• **What the task asks**
Transcribe the listing below word for word.

[Stored items]
>>

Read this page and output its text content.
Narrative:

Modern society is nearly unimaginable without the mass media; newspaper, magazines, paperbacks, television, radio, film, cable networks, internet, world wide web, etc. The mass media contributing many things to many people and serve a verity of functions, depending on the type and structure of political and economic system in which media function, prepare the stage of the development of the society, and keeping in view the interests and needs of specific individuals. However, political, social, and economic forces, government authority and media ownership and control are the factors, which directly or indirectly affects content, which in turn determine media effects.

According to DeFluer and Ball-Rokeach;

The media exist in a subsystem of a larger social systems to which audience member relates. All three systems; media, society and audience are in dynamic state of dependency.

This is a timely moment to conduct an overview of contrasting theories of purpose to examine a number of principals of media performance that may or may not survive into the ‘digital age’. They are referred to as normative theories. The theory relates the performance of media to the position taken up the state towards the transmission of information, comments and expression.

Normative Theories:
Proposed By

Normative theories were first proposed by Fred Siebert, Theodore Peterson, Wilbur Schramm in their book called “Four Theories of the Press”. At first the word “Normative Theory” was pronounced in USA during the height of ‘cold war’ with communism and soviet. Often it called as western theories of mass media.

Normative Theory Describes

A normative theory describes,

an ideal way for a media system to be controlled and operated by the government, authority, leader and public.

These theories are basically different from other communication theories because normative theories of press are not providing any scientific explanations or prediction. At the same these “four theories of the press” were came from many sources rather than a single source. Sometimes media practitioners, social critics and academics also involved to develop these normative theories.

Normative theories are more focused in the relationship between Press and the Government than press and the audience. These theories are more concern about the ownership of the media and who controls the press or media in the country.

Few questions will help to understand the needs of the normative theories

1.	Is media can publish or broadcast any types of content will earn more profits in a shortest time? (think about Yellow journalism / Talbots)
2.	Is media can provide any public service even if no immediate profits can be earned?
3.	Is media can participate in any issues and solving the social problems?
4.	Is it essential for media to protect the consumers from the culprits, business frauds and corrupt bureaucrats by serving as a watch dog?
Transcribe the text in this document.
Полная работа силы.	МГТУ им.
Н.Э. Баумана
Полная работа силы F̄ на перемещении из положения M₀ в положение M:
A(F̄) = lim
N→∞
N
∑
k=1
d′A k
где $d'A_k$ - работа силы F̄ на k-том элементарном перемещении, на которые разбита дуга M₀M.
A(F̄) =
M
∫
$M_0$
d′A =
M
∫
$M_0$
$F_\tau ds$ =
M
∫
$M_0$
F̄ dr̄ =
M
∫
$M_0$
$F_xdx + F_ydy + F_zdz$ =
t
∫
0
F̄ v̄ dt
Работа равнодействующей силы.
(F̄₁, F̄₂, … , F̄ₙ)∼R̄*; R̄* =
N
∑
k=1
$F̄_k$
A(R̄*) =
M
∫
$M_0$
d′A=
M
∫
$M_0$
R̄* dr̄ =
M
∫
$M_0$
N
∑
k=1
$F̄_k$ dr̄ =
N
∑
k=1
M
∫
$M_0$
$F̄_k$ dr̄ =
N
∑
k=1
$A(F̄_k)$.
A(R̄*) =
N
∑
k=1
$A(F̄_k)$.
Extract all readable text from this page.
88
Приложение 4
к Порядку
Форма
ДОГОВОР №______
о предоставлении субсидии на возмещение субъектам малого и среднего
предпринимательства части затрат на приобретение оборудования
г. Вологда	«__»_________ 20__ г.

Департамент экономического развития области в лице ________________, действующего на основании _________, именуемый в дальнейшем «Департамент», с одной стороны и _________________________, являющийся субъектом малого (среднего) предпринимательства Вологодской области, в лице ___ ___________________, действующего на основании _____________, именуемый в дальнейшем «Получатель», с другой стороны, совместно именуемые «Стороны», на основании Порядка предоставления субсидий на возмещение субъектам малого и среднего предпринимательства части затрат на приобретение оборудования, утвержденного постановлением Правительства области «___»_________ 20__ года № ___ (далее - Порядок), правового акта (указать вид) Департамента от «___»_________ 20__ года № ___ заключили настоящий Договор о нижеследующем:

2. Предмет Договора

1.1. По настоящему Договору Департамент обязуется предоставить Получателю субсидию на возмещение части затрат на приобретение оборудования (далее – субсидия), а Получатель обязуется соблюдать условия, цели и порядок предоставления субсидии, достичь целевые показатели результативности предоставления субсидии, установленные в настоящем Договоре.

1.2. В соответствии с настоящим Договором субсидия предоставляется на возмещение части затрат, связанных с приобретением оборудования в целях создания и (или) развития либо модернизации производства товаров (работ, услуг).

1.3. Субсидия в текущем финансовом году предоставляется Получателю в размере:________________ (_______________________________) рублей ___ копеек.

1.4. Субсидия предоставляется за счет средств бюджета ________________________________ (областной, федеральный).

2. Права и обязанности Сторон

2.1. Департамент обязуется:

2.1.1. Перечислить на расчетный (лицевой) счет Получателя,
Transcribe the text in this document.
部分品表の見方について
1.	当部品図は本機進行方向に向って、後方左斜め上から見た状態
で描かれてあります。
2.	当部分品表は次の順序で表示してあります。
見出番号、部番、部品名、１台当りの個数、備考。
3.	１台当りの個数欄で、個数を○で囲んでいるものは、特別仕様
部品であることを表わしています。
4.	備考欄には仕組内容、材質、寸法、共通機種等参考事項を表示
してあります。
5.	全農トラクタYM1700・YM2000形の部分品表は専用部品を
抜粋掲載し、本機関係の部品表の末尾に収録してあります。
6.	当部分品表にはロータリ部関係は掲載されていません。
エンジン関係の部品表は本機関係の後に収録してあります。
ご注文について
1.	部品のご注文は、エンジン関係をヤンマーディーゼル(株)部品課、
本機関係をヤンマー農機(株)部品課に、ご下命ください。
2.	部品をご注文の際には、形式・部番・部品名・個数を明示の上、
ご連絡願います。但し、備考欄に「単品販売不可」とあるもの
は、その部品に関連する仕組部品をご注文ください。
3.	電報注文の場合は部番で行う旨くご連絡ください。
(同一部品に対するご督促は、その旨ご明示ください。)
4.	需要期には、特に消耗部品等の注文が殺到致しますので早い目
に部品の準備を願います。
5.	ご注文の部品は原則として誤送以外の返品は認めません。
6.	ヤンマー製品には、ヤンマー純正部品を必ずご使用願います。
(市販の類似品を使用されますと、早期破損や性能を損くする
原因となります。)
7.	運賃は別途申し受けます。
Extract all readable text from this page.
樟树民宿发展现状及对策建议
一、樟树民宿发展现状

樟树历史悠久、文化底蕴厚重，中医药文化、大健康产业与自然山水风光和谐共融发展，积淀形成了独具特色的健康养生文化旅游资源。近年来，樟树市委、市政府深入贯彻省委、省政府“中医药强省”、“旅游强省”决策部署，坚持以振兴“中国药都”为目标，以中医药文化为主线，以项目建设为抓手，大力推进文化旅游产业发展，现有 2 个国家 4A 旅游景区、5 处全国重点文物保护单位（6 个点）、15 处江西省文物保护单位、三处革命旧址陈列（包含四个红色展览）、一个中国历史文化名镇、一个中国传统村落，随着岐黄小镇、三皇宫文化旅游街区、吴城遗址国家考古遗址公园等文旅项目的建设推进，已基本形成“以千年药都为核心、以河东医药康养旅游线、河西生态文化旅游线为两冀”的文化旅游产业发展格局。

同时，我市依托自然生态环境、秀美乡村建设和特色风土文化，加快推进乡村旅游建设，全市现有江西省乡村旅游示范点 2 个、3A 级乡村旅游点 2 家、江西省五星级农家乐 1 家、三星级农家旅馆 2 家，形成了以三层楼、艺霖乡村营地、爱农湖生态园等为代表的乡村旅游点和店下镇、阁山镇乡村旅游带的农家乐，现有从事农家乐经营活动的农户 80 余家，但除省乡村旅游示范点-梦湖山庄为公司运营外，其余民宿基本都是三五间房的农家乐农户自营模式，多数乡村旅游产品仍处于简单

<<

• **Response**
Read this page and output its text content.
Narrative:

Modern society is nearly unimaginable without the mass media; newspaper, magazines, paperbacks, television, radio, film, cable networks, internet, world wide web, etc. The mass media contributing many things to many people and serve a verity of functions, depending on the type and structure of political and economic system in which media function, prepare the stage of the development of the society, and keeping in view the interests and needs of specific individuals. However, political, social, and economic forces, government authority and media ownership and control are the factors, which directly or indirectly affects content, which in turn determine media effects.

According to DeFluer and Ball-Rokeach;

The media exist in a subsystem of a larger social systems to which audience member relates. All three systems; media, society and audience are in dynamic state of dependency.

This is a timely moment to conduct an overview of contrasting theories of purpose to examine a number of principals of media performance that may or may not survive into the ‘digital age’. They are referred to as normative theories. The theory relates the performance of media to the position taken up the state towards the transmission of information, comments and expression.

Normative Theories:
Proposed By

Normative theories were first proposed by Fred Siebert, Theodore Peterson, Wilbur Schramm in their book called “Four Theories of the Press”. At first the word “Normative Theory” was pronounced in USA during the height of ‘cold war’ with communism and soviet. Often it called as western theories of mass media.

Normative Theory Describes

A normative theory describes,

an ideal way for a media system to be controlled and operated by the government, authority, leader and public.

These theories are basically different from other communication theories because normative theories of press are not providing any scientific explanations or prediction. At the same these “four theories of the press” were came from many sources rather than a single source. Sometimes media practitioners, social critics and academics also involved to develop these normative theories.

Normative theories are more focused in the relationship between Press and the Government than press and the audience. These theories are more concern about the ownership of the media and who controls the press or media in the country.

Few questions will help to understand the needs of the normative theories

1.	Is media can publish or broadcast any types of content will earn more profits in a shortest time? (think about Yellow journalism / Talbots)
2.	Is media can provide any public service even if no immediate profits can be earned?
3.	Is media can participate in any issues and solving the social problems?
4.	Is it essential for media to protect the consumers from the culprits, business frauds and corrupt bureaucrats by serving as a watch dog?
Transcribe the text in this document.
Полная работа силы.	МГТУ им.
Н.Э. Баумана
Полная работа силы F̄ на перемещении из положения M₀ в положение M:
A(F̄) = lim
N→∞
N
∑
k=1
d′A k
где $d'A_k$ - работа силы F̄ на k-том элементарном перемещении, на которые разбита дуга M₀M.
A(F̄) =
M
∫
$M_0$
d′A =
M
∫
$M_0$
$F_\tau ds$ =
M
∫
$M_0$
F̄ dr̄ =
M
∫
$M_0$
$F_xdx + F_ydy + F_zdz$ =
t
∫
0
F̄ v̄ dt
Работа равнодействующей силы.
(F̄₁, F̄₂, … , F̄ₙ)∼R̄*; R̄* =
N
∑
k=1
$F̄_k$
A(R̄*) =
M
∫
$M_0$
d′A=
M
∫
$M_0$
R̄* dr̄ =
M
∫
$M_0$
N
∑
k=1
$F̄_k$ dr̄ =
N
∑
k=1
M
∫
$M_0$
$F̄_k$ dr̄ =
N
∑
k=1
$A(F̄_k)$.
A(R̄*) =
N
∑
k=1
$A(F̄_k)$.
Extract all readable text from this page.
88
Приложение 4
к Порядку
Форма
ДОГОВОР №______
о предоставлении субсидии на возмещение субъектам малого и среднего
предпринимательства части затрат на приобретение оборудования
г. Вологда	«__»_________ 20__ г.

Департамент экономического развития области в лице ________________, действующего на основании _________, именуемый в дальнейшем «Департамент», с одной стороны и _________________________, являющийся субъектом малого (среднего) предпринимательства Вологодской области, в лице ___ ___________________, действующего на основании _____________, именуемый в дальнейшем «Получатель», с другой стороны, совместно именуемые «Стороны», на основании Порядка предоставления субсидий на возмещение субъектам малого и среднего предпринимательства части затрат на приобретение оборудования, утвержденного постановлением Правительства области «___»_________ 20__ года № ___ (далее - Порядок), правового акта (указать вид) Департамента от «___»_________ 20__ года № ___ заключили настоящий Договор о нижеследующем:

2. Предмет Договора

1.1. По настоящему Договору Департамент обязуется предоставить Получателю субсидию на возмещение части затрат на приобретение оборудования (далее – субсидия), а Получатель обязуется соблюдать условия, цели и порядок предоставления субсидии, достичь целевые показатели результативности предоставления субсидии, установленные в настоящем Договоре.

1.2. В соответствии с настоящим Договором субсидия предоставляется на возмещение части затрат, связанных с приобретением оборудования в целях создания и (или) развития либо модернизации производства товаров (работ, услуг).

1.3. Субсидия в текущем финансовом году предоставляется Получателю в размере:________________ (_______________________________) рублей ___ копеек.

1.4. Субсидия предоставляется за счет средств бюджета ________________________________ (областной, федеральный).

2. Права и обязанности Сторон

2.1. Департамент обязуется:

2.1.1. Перечислить на расчетный (лицевой) счет Получателя,
Transcribe the text in this document.
部分品表の見方について
1.	当部品図は本機進行方向に向って、後方左斜め上から見た状態
で描かれてあります。
2.	当部分品表は次の順序で表示してあります。
見出番号、部番、部品名、１台当りの個数、備考。
3.	１台当りの個数欄で、個数を○で囲んでいるものは、特別仕様
部品であることを表わしています。
4.	備考欄には仕組内容、材質、寸法、共通機種等参考事項を表示
してあります。
5.	全農トラクタYM1700・YM2000形の部分品表は専用部品を
抜粋掲載し、本機関係の部品表の末尾に収録してあります。
6.	当部分品表にはロータリ部関係は掲載されていません。
エンジン関係の部品表は本機関係の後に収録してあります。
ご注文について
1.	部品のご注文は、エンジン関係をヤンマーディーゼル(株)部品課、
本機関係をヤンマー農機(株)部品課に、ご下命ください。
2.	部品をご注文の際には、形式・部番・部品名・個数を明示の上、
ご連絡願います。但し、備考欄に「単品販売不可」とあるもの
は、その部品に関連する仕組部品をご注文ください。
3.	電報注文の場合は部番で行う旨くご連絡ください。
(同一部品に対するご督促は、その旨ご明示ください。)
4.	需要期には、特に消耗部品等の注文が殺到致しますので早い目
に部品の準備を願います。
5.	ご注文の部品は原則として誤送以外の返品は認めません。
6.	ヤンマー製品には、ヤンマー純正部品を必ずご使用願います。
(市販の類似品を使用されますと、早期破損や性能を損くする
原因となります。)
7.	運賃は別途申し受けます。
Extract all readable text from this page.
樟树民宿发展现状及对策建议
一、樟树民宿发展现状

樟树历史悠久、文化底蕴厚重，中医药文化、大健康产业与自然山水风光和谐共融发展，积淀形成了独具特色的健康养生文化旅游资源。近年来，樟树市委、市政府深入贯彻省委、省政府“中医药强省”、“旅游强省”决策部署，坚持以振兴“中国药都”为目标，以中医药文化为主线，以项目建设为抓手，大力推进文化旅游产业发展，现有 2 个国家 4A 旅游景区、5 处全国重点文物保护单位（6 个点）、15 处江西省文物保护单位、三处革命旧址陈列（包含四个红色展览）、一个中国历史文化名镇、一个中国传统村落，随着岐黄小镇、三皇宫文化旅游街区、吴城遗址国家考古遗址公园等文旅项目的建设推进，已基本形成“以千年药都为核心、以河东医药康养旅游线、河西生态文化旅游线为两冀”的文化旅游产业发展格局。

同时，我市依托自然生态环境、秀美乡村建设和特色风土文化，加快推进乡村旅游建设，全市现有江西省乡村旅游示范点 2 个、3A 级乡村旅游点 2 家、江西省五星级农家乐 1 家、三星级农家旅馆 2 家，形成了以三层楼、艺霖乡村营地、爱农湖生态园等为代表的乡村旅游点和店下镇、阁山镇乡村旅游带的农家乐，现有从事农家乐经营活动的农户 80 余家，但除省乡村旅游示范点-梦湖山庄为公司运营外，其余民宿基本都是三五间房的农家乐农户自营模式，多数乡村旅游产品仍处于简单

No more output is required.